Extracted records
[BEGIN]

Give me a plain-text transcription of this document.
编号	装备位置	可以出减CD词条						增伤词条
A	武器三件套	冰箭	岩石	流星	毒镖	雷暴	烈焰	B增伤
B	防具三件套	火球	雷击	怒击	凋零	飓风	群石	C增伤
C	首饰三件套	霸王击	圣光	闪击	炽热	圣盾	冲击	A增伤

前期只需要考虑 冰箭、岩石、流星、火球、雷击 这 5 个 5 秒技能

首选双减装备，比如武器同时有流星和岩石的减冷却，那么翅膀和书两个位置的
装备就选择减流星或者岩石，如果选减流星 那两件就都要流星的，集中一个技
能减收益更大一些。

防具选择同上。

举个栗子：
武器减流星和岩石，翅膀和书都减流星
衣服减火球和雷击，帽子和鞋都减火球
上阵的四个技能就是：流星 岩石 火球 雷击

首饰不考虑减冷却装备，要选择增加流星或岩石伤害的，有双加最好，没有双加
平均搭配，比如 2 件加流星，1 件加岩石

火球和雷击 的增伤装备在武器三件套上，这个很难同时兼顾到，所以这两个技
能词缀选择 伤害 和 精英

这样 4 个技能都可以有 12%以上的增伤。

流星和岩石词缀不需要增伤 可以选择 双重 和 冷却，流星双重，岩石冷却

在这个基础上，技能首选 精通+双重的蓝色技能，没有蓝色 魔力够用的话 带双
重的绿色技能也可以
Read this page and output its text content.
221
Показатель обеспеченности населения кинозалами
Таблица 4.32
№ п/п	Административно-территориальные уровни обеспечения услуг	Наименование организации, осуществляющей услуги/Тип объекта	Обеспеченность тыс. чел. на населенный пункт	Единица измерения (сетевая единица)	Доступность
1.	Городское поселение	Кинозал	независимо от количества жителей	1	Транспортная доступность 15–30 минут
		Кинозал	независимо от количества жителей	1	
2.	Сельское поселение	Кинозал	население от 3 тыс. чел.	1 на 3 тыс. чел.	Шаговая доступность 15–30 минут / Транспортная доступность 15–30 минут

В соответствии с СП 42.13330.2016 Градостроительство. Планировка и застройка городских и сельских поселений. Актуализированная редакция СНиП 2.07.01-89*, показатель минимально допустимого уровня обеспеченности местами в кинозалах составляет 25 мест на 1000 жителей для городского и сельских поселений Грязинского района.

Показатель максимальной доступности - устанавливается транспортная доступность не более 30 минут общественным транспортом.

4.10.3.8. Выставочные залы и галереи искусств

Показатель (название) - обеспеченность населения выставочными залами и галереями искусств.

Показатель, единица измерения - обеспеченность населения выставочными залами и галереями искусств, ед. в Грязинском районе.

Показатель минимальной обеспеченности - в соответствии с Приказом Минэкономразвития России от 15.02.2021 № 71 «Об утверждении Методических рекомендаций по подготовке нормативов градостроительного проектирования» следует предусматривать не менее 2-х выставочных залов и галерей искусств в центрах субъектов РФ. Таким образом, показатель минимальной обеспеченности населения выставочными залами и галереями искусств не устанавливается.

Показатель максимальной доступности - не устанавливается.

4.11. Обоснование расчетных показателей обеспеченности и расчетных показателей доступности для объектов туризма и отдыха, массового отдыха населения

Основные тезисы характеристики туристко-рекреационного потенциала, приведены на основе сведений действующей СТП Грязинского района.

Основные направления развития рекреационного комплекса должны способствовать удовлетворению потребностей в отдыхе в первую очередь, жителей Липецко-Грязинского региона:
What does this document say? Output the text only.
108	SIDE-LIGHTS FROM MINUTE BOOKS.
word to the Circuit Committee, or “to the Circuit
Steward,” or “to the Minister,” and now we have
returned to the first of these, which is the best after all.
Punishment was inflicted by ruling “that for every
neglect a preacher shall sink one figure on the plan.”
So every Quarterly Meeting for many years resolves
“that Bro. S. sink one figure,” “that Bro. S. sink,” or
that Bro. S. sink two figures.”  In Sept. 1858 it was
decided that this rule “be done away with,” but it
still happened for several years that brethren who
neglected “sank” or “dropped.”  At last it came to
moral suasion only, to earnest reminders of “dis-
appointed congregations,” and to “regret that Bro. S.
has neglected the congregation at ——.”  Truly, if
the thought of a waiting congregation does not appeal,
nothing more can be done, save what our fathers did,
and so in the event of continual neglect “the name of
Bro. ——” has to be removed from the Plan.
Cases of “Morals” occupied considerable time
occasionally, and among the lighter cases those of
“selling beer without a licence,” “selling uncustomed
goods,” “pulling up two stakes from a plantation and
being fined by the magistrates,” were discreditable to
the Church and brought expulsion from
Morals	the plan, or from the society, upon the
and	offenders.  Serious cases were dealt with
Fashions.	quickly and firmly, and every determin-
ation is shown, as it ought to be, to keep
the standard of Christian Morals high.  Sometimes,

[END]

Please set down the whole listing above without altering a single line.

Give me a plain-text transcription of this document.
编号	装备位置	可以出减CD词条						增伤词条
A	武器三件套	冰箭	岩石	流星	毒镖	雷暴	烈焰	B增伤
B	防具三件套	火球	雷击	怒击	凋零	飓风	群石	C增伤
C	首饰三件套	霸王击	圣光	闪击	炽热	圣盾	冲击	A增伤

前期只需要考虑 冰箭、岩石、流星、火球、雷击 这 5 个 5 秒技能

首选双减装备，比如武器同时有流星和岩石的减冷却，那么翅膀和书两个位置的
装备就选择减流星或者岩石，如果选减流星 那两件就都要流星的，集中一个技
能减收益更大一些。

防具选择同上。

举个栗子：
武器减流星和岩石，翅膀和书都减流星
衣服减火球和雷击，帽子和鞋都减火球
上阵的四个技能就是：流星 岩石 火球 雷击

首饰不考虑减冷却装备，要选择增加流星或岩石伤害的，有双加最好，没有双加
平均搭配，比如 2 件加流星，1 件加岩石

火球和雷击 的增伤装备在武器三件套上，这个很难同时兼顾到，所以这两个技
能词缀选择 伤害 和 精英

这样 4 个技能都可以有 12%以上的增伤。

流星和岩石词缀不需要增伤 可以选择 双重 和 冷却，流星双重，岩石冷却

在这个基础上，技能首选 精通+双重的蓝色技能，没有蓝色 魔力够用的话 带双
重的绿色技能也可以
Read this page and output its text content.
221
Показатель обеспеченности населения кинозалами
Таблица 4.32
№ п/п	Административно-территориальные уровни обеспечения услуг	Наименование организации, осуществляющей услуги/Тип объекта	Обеспеченность тыс. чел. на населенный пункт	Единица измерения (сетевая единица)	Доступность
1.	Городское поселение	Кинозал	независимо от количества жителей	1	Транспортная доступность 15–30 минут
		Кинозал	независимо от количества жителей	1	
2.	Сельское поселение	Кинозал	население от 3 тыс. чел.	1 на 3 тыс. чел.	Шаговая доступность 15–30 минут / Транспортная доступность 15–30 минут

В соответствии с СП 42.13330.2016 Градостроительство. Планировка и застройка городских и сельских поселений. Актуализированная редакция СНиП 2.07.01-89*, показатель минимально допустимого уровня обеспеченности местами в кинозалах составляет 25 мест на 1000 жителей для городского и сельских поселений Грязинского района.

Показатель максимальной доступности - устанавливается транспортная доступность не более 30 минут общественным транспортом.

4.10.3.8. Выставочные залы и галереи искусств

Показатель (название) - обеспеченность населения выставочными залами и галереями искусств.

Показатель, единица измерения - обеспеченность населения выставочными залами и галереями искусств, ед. в Грязинском районе.

Показатель минимальной обеспеченности - в соответствии с Приказом Минэкономразвития России от 15.02.2021 № 71 «Об утверждении Методических рекомендаций по подготовке нормативов градостроительного проектирования» следует предусматривать не менее 2-х выставочных залов и галерей искусств в центрах субъектов РФ. Таким образом, показатель минимальной обеспеченности населения выставочными залами и галереями искусств не устанавливается.

Показатель максимальной доступности - не устанавливается.

4.11. Обоснование расчетных показателей обеспеченности и расчетных показателей доступности для объектов туризма и отдыха, массового отдыха населения

Основные тезисы характеристики туристко-рекреационного потенциала, приведены на основе сведений действующей СТП Грязинского района.

Основные направления развития рекреационного комплекса должны способствовать удовлетворению потребностей в отдыхе в первую очередь, жителей Липецко-Грязинского региона:
What does this document say? Output the text only.
108	SIDE-LIGHTS FROM MINUTE BOOKS.
word to the Circuit Committee, or “to the Circuit
Steward,” or “to the Minister,” and now we have
returned to the first of these, which is the best after all.
Punishment was inflicted by ruling “that for every
neglect a preacher shall sink one figure on the plan.”
So every Quarterly Meeting for many years resolves
“that Bro. S. sink one figure,” “that Bro. S. sink,” or
that Bro. S. sink two figures.”  In Sept. 1858 it was
decided that this rule “be done away with,” but it
still happened for several years that brethren who
neglected “sank” or “dropped.”  At last it came to
moral suasion only, to earnest reminders of “dis-
appointed congregations,” and to “regret that Bro. S.
has neglected the congregation at ——.”  Truly, if
the thought of a waiting congregation does not appeal,
nothing more can be done, save what our fathers did,
and so in the event of continual neglect “the name of
Bro. ——” has to be removed from the Plan.
Cases of “Morals” occupied considerable time
occasionally, and among the lighter cases those of
“selling beer without a licence,” “selling uncustomed
goods,” “pulling up two stakes from a plantation and
being fined by the magistrates,” were discreditable to
the Church and brought expulsion from
Morals	the plan, or from the society, upon the
and	offenders.  Serious cases were dealt with
Fashions.	quickly and firmly, and every determin-
ation is shown, as it ought to be, to keep
the standard of Christian Morals high.  Sometimes,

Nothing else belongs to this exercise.